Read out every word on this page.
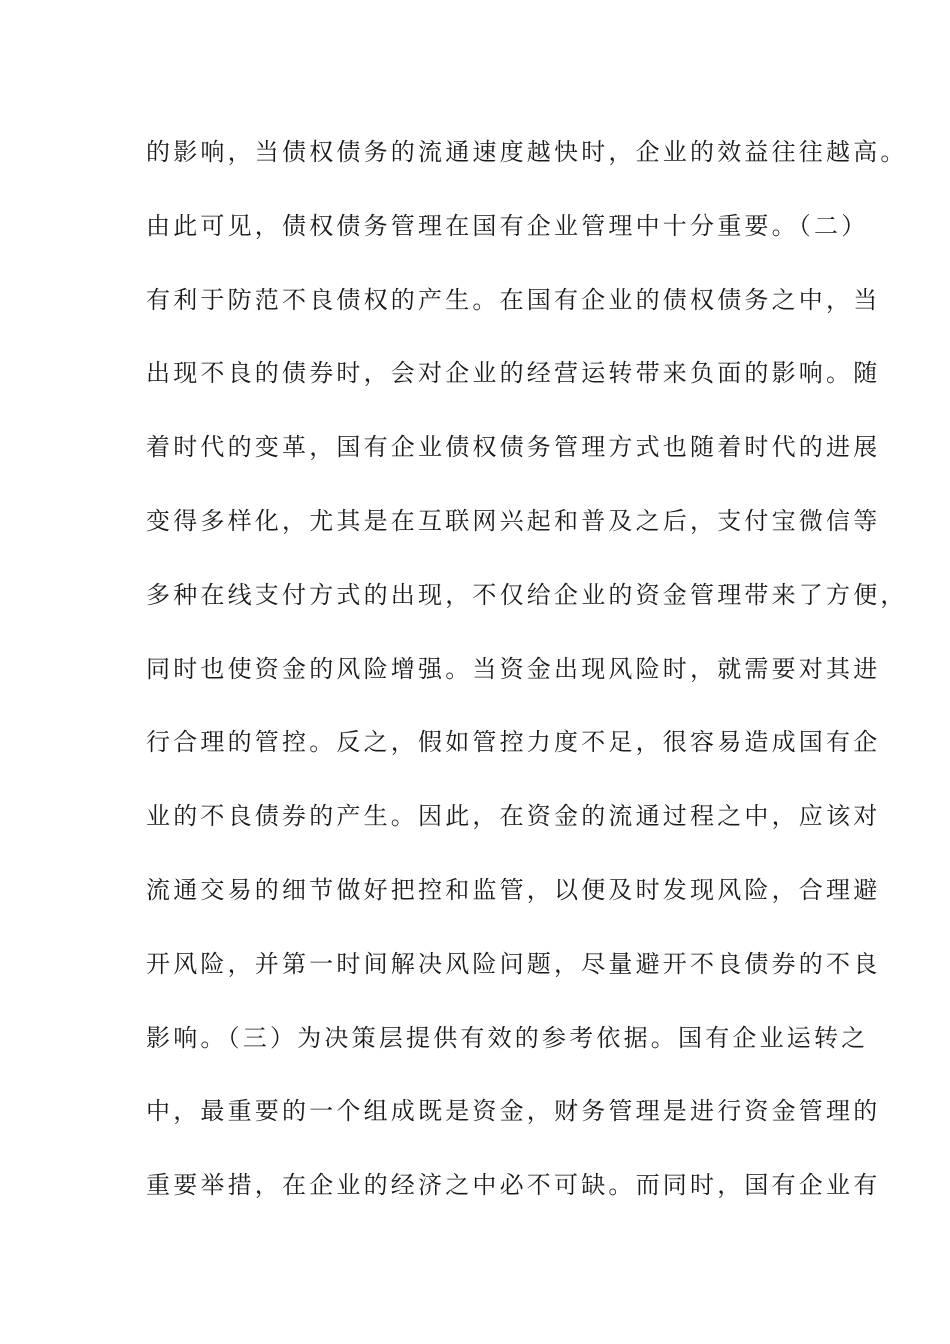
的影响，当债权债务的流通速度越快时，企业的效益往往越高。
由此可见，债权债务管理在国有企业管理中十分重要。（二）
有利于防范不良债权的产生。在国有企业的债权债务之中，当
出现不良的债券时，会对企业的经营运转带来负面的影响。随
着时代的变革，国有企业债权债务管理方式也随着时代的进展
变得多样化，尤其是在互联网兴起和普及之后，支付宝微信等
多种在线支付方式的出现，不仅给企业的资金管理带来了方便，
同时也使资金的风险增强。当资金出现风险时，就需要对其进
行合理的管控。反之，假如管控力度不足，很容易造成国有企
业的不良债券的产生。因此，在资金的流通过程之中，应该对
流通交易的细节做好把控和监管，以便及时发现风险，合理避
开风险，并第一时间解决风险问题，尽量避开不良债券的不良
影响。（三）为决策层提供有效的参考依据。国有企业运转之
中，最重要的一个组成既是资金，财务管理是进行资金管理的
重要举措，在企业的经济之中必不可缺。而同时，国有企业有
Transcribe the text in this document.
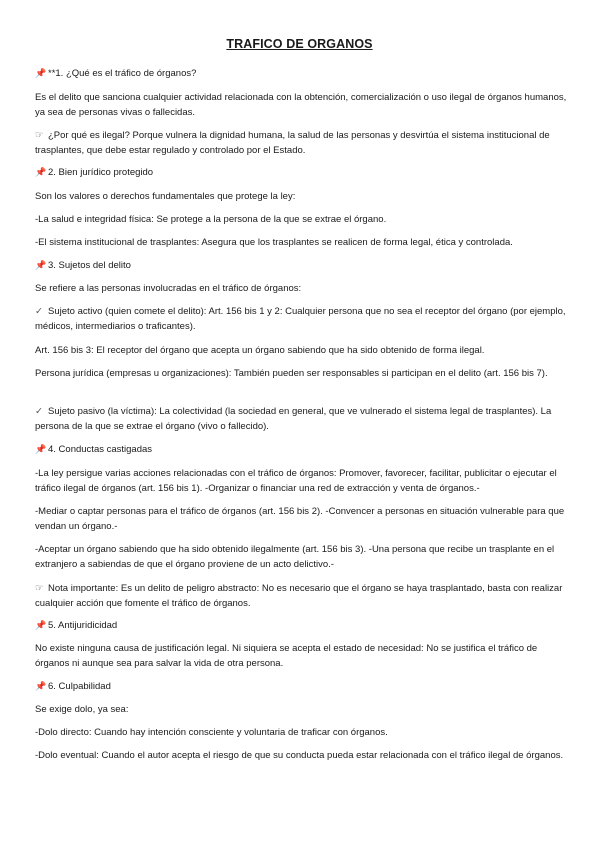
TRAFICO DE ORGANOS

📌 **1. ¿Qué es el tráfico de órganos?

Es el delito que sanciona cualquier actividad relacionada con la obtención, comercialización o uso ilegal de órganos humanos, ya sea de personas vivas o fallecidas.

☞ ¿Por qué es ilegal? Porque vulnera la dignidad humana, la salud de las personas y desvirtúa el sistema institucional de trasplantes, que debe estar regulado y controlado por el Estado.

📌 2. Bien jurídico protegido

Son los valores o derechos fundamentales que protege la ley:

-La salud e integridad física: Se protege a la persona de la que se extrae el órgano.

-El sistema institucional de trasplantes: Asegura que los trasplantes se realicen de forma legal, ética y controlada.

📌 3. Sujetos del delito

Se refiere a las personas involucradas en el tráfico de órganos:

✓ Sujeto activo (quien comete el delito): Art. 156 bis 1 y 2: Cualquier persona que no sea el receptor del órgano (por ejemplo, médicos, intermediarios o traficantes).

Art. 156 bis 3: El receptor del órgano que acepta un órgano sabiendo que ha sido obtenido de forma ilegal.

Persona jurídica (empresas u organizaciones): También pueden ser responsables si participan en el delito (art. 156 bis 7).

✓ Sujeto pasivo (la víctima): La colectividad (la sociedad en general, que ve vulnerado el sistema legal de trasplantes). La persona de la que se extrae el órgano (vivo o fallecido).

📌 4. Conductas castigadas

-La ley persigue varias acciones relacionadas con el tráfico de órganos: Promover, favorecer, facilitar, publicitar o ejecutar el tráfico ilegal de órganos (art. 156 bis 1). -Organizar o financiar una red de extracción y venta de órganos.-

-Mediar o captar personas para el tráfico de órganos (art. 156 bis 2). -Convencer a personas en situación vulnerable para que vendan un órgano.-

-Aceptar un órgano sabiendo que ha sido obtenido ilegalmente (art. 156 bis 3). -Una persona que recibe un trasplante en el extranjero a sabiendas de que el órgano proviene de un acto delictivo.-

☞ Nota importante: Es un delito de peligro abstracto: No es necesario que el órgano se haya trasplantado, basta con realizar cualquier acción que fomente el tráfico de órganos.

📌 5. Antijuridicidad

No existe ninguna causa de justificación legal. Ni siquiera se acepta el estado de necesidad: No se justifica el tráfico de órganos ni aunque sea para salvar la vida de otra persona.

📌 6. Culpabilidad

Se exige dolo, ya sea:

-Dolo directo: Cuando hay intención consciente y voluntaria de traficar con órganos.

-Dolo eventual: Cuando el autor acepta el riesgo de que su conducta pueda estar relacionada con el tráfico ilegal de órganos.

* * *

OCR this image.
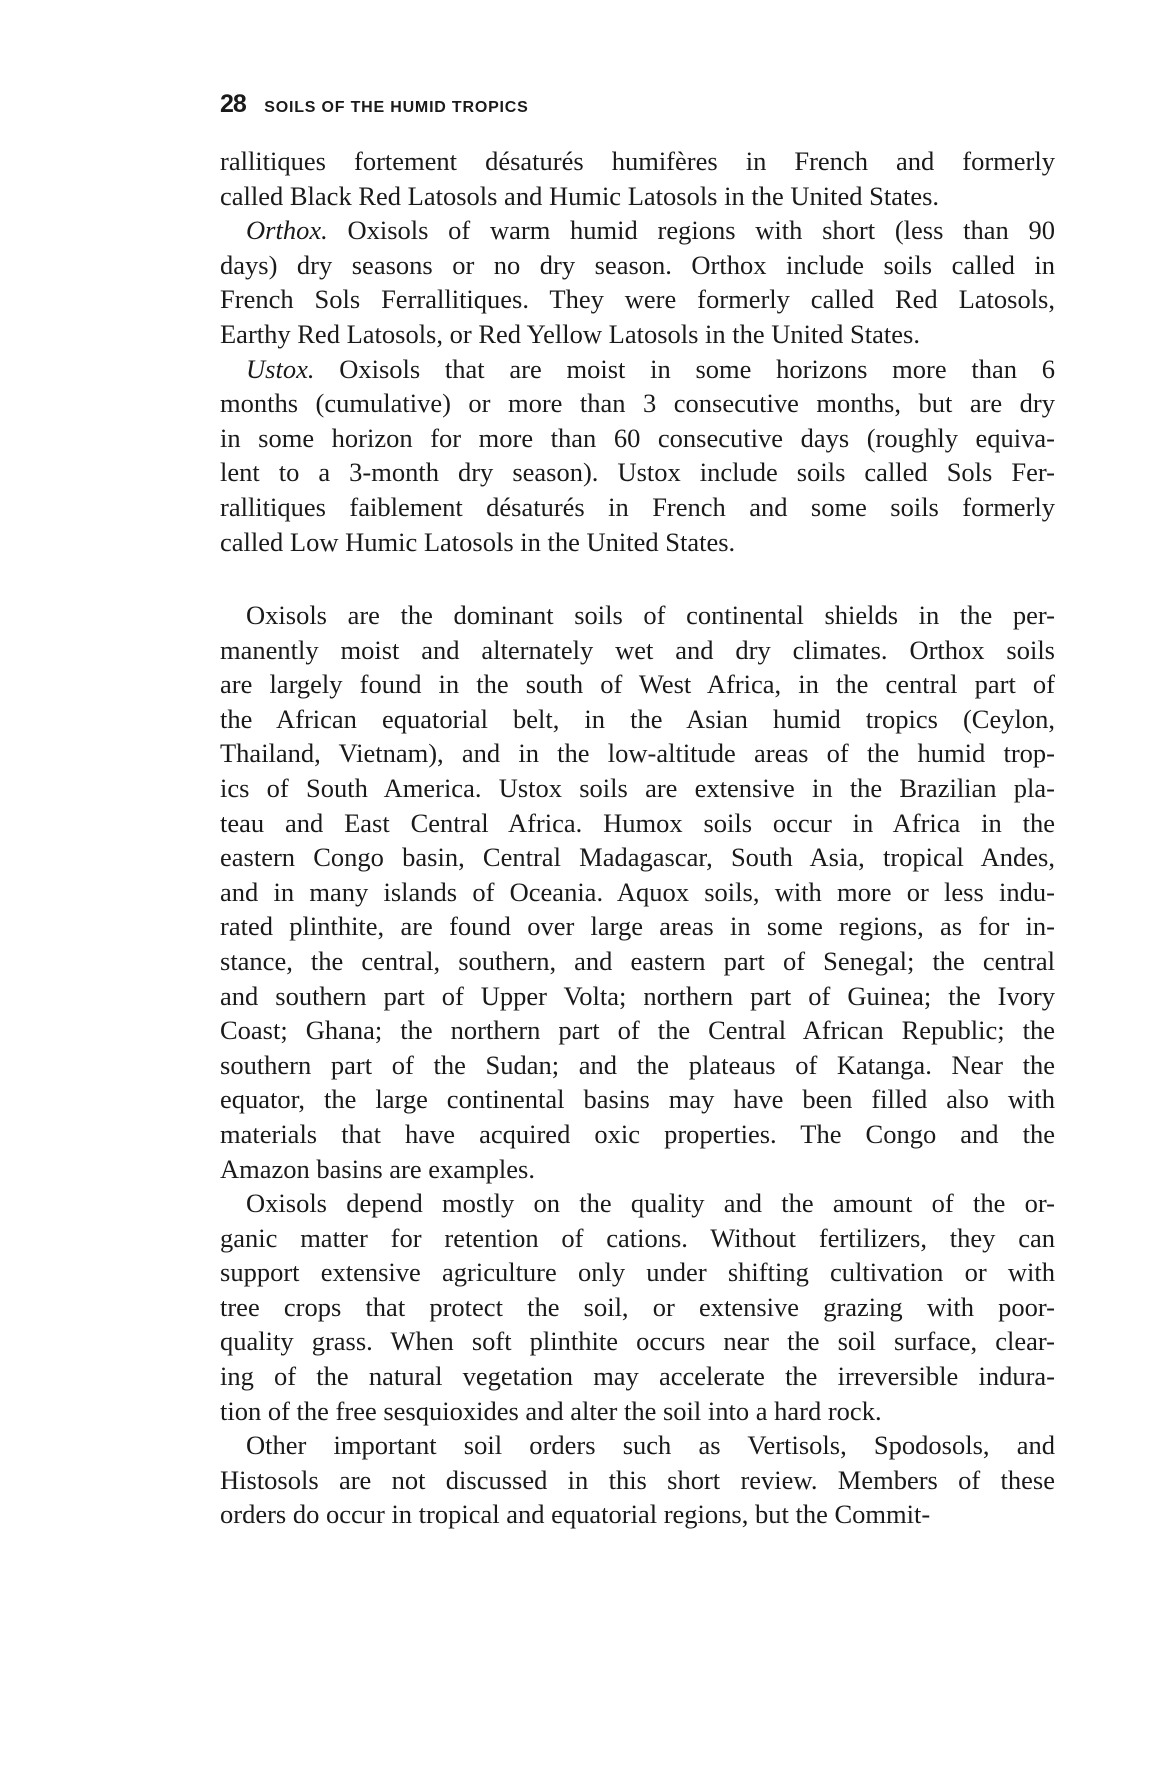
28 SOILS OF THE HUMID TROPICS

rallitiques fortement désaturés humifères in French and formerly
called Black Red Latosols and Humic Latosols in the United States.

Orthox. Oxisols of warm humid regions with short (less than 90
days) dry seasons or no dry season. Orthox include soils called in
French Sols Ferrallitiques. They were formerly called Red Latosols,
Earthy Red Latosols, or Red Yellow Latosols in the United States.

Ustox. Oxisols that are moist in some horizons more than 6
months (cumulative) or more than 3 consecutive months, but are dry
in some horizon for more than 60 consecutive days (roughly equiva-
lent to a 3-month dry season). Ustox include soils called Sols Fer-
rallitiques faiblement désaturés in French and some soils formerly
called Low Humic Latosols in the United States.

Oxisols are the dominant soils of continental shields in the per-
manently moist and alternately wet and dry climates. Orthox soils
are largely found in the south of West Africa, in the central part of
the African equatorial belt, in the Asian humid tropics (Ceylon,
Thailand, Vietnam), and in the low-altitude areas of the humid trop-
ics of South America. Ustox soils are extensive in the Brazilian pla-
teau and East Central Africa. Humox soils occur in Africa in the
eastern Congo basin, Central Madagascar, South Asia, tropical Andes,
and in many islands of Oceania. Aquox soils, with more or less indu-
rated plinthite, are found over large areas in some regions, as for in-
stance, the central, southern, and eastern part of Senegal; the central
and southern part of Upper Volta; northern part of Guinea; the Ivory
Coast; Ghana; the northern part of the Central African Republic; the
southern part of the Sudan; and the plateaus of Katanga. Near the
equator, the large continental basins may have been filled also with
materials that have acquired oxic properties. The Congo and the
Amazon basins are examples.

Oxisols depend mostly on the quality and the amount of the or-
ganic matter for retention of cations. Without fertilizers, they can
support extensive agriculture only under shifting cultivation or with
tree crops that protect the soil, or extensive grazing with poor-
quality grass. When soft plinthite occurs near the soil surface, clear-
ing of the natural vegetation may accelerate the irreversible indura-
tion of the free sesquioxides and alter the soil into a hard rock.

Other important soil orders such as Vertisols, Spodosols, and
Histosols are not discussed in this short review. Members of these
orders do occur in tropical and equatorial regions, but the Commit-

...

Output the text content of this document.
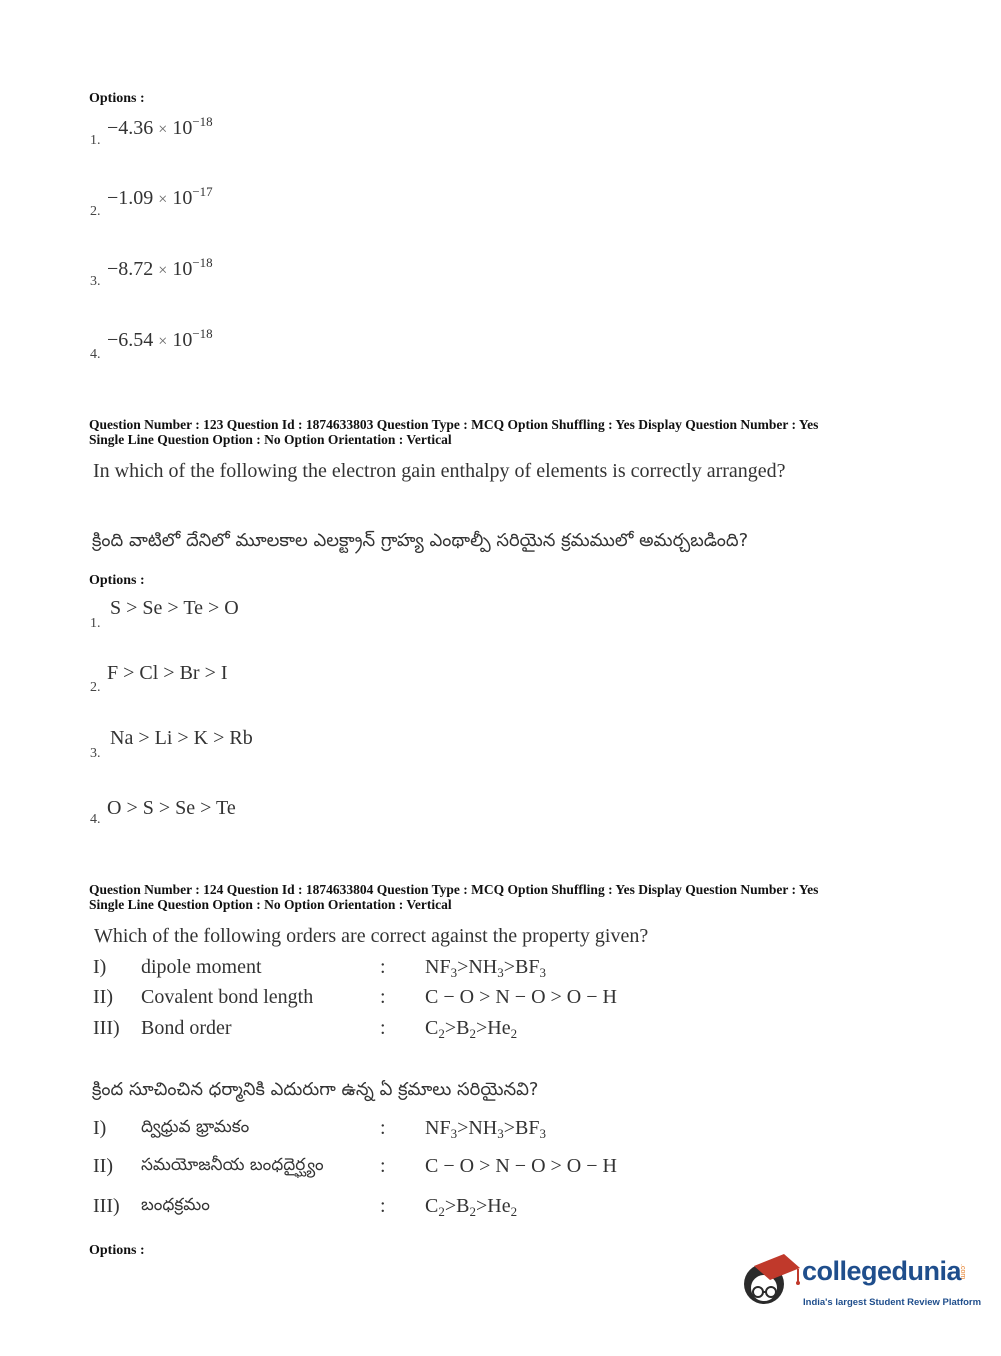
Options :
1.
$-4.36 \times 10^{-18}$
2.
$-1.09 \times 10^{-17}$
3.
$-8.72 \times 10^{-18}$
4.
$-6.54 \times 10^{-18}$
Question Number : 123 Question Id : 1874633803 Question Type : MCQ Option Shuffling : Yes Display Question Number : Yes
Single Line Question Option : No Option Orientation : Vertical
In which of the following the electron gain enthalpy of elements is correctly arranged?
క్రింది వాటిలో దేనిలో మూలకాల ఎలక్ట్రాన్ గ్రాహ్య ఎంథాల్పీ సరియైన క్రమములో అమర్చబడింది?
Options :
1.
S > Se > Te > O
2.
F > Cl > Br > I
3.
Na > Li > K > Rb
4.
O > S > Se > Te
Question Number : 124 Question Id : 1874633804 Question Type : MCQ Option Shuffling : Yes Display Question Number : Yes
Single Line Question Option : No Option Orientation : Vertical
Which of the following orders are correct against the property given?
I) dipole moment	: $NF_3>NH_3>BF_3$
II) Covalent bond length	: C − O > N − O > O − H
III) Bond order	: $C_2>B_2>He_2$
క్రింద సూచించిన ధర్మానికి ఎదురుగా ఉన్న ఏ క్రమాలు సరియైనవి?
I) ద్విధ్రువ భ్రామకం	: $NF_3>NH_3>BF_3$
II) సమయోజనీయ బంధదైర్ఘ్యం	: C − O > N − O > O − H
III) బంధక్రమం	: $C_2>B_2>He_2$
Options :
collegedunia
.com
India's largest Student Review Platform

* PROBLEM *
Every line above that contains the word "tráfico" should be reported.

* OUTPUT *
📌 **1. ¿Qué es el tráfico de órganos?
Se refiere a las personas involucradas en el tráfico de órganos:
-La ley persigue varias acciones relacionadas con el tráfico de órganos: Promover, favorecer, facilitar, publicitar o ejecutar el tráfico ilegal de órganos (art. 156 bis 1). -Organizar o financiar una red de extracción y venta de órganos.-
-Mediar o captar personas para el tráfico de órganos (art. 156 bis 2). -Convencer a personas en situación vulnerable para que vendan un órgano.-
☞ Nota importante: Es un delito de peligro abstracto: No es necesario que el órgano se haya trasplantado, basta con realizar cualquier acción que fomente el tráfico de órganos.
No existe ninguna causa de justificación legal. Ni siquiera se acepta el estado de necesidad: No se justifica el tráfico de órganos ni aunque sea para salvar la vida de otra persona.
-Dolo eventual: Cuando el autor acepta el riesgo de que su conducta pueda estar relacionada con el tráfico ilegal de órganos.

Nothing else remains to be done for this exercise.